— begin —

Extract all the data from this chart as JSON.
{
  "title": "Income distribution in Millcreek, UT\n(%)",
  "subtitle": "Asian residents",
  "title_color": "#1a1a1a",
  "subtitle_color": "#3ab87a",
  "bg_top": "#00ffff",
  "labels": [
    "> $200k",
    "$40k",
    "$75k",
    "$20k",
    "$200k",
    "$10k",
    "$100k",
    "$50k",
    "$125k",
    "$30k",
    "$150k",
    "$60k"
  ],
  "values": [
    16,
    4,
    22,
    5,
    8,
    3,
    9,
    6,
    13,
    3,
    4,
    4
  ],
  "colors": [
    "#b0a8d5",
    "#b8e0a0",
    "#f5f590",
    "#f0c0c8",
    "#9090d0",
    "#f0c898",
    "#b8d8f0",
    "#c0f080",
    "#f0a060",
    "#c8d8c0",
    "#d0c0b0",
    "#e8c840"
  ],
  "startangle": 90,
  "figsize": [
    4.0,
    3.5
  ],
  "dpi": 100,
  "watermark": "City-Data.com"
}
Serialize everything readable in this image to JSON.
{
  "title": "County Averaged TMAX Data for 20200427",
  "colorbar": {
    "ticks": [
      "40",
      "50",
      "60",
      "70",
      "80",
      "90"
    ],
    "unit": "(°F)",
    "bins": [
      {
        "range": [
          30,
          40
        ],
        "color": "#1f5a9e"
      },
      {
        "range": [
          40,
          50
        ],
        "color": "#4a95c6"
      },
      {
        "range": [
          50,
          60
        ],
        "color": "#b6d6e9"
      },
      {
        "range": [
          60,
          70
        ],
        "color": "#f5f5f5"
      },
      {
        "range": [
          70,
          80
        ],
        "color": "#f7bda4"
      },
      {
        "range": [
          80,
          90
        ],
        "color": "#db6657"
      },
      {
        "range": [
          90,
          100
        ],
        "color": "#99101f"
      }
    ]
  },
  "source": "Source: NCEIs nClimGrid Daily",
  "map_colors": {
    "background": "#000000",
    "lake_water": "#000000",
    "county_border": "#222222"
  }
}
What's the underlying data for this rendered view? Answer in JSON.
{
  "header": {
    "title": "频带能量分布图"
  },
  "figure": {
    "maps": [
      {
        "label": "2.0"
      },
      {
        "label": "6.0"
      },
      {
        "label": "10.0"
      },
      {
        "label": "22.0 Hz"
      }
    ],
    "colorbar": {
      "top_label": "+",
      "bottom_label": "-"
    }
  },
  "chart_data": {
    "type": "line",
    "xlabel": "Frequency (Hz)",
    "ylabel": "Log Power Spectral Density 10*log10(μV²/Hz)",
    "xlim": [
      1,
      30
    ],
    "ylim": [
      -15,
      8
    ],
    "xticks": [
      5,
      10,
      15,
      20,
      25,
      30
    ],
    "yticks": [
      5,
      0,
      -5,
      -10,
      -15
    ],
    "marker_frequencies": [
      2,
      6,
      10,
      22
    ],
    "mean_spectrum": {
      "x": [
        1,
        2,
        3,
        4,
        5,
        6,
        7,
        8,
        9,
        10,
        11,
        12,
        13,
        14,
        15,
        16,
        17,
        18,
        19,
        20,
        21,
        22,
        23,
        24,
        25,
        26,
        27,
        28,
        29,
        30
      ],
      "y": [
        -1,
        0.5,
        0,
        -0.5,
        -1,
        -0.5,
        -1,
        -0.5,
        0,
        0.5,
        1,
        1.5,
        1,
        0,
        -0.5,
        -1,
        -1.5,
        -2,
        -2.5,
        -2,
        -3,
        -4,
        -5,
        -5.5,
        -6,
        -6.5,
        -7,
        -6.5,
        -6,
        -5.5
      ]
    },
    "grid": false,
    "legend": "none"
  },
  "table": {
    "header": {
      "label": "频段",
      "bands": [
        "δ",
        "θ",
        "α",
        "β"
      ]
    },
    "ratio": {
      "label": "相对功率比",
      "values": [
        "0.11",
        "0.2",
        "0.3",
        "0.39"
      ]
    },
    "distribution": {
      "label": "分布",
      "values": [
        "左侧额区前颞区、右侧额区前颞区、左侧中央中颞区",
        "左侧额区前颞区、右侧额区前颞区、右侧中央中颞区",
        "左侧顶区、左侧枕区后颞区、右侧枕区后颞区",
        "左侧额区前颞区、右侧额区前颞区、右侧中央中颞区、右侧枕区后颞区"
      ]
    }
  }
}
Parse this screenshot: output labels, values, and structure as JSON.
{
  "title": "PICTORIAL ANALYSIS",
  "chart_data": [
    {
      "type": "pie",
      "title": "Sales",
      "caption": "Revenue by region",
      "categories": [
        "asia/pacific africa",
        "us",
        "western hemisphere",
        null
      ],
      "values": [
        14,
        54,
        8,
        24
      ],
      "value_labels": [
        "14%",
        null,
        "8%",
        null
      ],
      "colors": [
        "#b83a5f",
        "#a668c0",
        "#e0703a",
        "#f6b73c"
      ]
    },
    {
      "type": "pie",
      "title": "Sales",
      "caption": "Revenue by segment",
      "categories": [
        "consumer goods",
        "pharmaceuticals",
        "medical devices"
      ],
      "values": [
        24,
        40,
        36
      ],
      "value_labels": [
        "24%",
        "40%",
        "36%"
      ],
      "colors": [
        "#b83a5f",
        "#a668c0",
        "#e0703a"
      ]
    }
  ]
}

— end —

■ WHAT IS REQUIRED:
Copy out every line holding the string "左侧额区前颞区".

■ FULL RESPONSE:
        "左侧额区前颞区、右侧额区前颞区、左侧中央中颞区",
        "左侧额区前颞区、右侧额区前颞区、右侧中央中颞区",
        "左侧额区前颞区、右侧额区前颞区、右侧中央中颞区、右侧枕区后颞区"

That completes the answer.